** begin Dataset excerpts **

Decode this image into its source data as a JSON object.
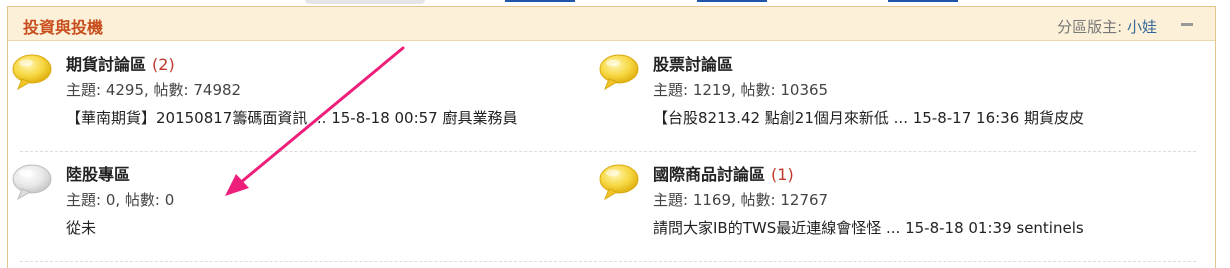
{
  "section": {
    "title": "投資與投機",
    "moderator_label": "分區版主:",
    "moderator_name": "小娃"
  },
  "forums": [
    {
      "name": "期貨討論區",
      "new_count": "(2)",
      "stats": "主題: 4295, 帖數: 74982",
      "last_post": "【華南期貨】20150817籌碼面資訊 ... 15-8-18 00:57 廚具業務員",
      "icon": "speech-bubble-new-icon"
    },
    {
      "name": "股票討論區",
      "new_count": "",
      "stats": "主題: 1219, 帖數: 10365",
      "last_post": "【台股8213.42 點創21個月來新低 ... 15-8-17 16:36 期貨皮皮",
      "icon": "speech-bubble-new-icon"
    },
    {
      "name": "陸股專區",
      "new_count": "",
      "stats": "主題: 0, 帖數: 0",
      "last_post": "從未",
      "icon": "speech-bubble-empty-icon"
    },
    {
      "name": "國際商品討論區",
      "new_count": "(1)",
      "stats": "主題: 1169, 帖數: 12767",
      "last_post": "請問大家IB的TWS最近連線會怪怪 ... 15-8-18 01:39 sentinels",
      "icon": "speech-bubble-new-icon"
    }
  ],
  "colors": {
    "section_title": "#c84f1d",
    "new_count": "#c0392b",
    "header_bg": "#fcf1d8",
    "border": "#e3c48a",
    "annotation_arrow": "#ee1f7a",
    "bubble_new": "#f7d742",
    "bubble_empty": "#e2e2e2"
  }
}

** end Dataset excerpts **

=== Brief ===
Leave the pictures out and reproduce all of the records exactly.

=== Solution to the exercise ===
Decode this image into its source data as a JSON object.
{
  "section": {
    "title": "投資與投機",
    "moderator_label": "分區版主:",
    "moderator_name": "小娃"
  },
  "forums": [
    {
      "name": "期貨討論區",
      "new_count": "(2)",
      "stats": "主題: 4295, 帖數: 74982",
      "last_post": "【華南期貨】20150817籌碼面資訊 ... 15-8-18 00:57 廚具業務員",
      "icon": "speech-bubble-new-icon"
    },
    {
      "name": "股票討論區",
      "new_count": "",
      "stats": "主題: 1219, 帖數: 10365",
      "last_post": "【台股8213.42 點創21個月來新低 ... 15-8-17 16:36 期貨皮皮",
      "icon": "speech-bubble-new-icon"
    },
    {
      "name": "陸股專區",
      "new_count": "",
      "stats": "主題: 0, 帖數: 0",
      "last_post": "從未",
      "icon": "speech-bubble-empty-icon"
    },
    {
      "name": "國際商品討論區",
      "new_count": "(1)",
      "stats": "主題: 1169, 帖數: 12767",
      "last_post": "請問大家IB的TWS最近連線會怪怪 ... 15-8-18 01:39 sentinels",
      "icon": "speech-bubble-new-icon"
    }
  ],
  "colors": {
    "section_title": "#c84f1d",
    "new_count": "#c0392b",
    "header_bg": "#fcf1d8",
    "border": "#e3c48a",
    "annotation_arrow": "#ee1f7a",
    "bubble_new": "#f7d742",
    "bubble_empty": "#e2e2e2"
  }
}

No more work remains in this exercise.